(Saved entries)
## START

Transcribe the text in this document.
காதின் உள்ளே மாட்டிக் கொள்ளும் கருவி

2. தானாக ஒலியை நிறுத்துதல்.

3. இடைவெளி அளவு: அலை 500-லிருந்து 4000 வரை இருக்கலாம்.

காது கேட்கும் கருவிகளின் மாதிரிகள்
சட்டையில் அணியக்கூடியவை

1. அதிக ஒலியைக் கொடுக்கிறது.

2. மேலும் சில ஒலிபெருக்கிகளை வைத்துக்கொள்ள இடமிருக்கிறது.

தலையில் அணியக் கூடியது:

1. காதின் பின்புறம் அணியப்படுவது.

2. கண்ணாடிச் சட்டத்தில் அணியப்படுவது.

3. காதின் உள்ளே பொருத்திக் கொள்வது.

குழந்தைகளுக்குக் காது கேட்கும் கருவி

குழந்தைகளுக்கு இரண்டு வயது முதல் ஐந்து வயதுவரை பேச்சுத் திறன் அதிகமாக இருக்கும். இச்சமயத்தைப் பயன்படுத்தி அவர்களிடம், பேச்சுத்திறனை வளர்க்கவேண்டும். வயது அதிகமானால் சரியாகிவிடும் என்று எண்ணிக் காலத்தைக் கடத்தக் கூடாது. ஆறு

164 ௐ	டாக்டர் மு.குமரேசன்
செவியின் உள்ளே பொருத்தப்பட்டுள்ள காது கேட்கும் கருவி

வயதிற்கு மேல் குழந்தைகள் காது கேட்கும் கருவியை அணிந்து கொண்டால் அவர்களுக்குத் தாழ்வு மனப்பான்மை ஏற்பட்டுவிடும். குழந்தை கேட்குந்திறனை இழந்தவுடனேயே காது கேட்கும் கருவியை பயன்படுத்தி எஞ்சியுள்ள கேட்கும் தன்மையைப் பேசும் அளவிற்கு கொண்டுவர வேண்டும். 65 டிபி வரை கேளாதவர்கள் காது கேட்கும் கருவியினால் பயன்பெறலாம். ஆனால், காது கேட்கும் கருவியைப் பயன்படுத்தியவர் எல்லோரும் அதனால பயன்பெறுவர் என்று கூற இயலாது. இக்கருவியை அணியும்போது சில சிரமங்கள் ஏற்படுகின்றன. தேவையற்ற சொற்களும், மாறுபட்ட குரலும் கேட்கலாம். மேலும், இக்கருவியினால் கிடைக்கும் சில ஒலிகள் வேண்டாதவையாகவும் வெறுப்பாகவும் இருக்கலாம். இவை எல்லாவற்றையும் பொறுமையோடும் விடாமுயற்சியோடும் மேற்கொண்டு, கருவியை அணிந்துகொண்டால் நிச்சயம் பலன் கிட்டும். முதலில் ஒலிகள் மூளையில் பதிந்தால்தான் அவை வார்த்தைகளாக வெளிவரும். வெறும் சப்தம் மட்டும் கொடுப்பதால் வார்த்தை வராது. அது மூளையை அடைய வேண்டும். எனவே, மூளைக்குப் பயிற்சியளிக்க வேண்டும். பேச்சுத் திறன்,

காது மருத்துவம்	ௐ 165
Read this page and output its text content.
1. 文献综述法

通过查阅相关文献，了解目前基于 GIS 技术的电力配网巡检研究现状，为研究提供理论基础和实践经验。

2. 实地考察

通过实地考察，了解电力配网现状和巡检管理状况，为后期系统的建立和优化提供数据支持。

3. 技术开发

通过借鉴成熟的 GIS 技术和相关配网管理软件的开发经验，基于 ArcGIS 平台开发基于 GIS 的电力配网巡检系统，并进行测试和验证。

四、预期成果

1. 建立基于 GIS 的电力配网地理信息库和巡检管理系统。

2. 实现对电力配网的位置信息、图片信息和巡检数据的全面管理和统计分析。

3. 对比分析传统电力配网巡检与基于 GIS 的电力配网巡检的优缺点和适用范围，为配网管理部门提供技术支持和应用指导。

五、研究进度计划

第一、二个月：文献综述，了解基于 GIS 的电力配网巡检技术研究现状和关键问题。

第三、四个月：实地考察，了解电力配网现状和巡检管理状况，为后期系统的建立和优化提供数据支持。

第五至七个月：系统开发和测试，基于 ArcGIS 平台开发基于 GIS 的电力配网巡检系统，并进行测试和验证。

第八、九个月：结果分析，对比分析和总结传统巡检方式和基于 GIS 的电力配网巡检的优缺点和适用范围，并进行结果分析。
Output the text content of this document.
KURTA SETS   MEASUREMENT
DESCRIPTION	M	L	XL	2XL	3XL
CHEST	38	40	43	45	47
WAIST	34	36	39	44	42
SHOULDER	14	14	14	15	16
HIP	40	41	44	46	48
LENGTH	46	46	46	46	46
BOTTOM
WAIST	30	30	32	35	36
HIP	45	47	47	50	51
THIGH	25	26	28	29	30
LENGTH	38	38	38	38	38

## END

- _What is required_
Exactly reproduce the lines beginning with the one that contains "Output the text content of this document." and ending with the last line of the material, both included. Leave out everything else.

- _In response_
Output the text content of this document.
KURTA SETS   MEASUREMENT
DESCRIPTION	M	L	XL	2XL	3XL
CHEST	38	40	43	45	47
WAIST	34	36	39	44	42
SHOULDER	14	14	14	15	16
HIP	40	41	44	46	48
LENGTH	46	46	46	46	46
BOTTOM
WAIST	30	30	32	35	36
HIP	45	47	47	50	51
THIGH	25	26	28	29	30
LENGTH	38	38	38	38	38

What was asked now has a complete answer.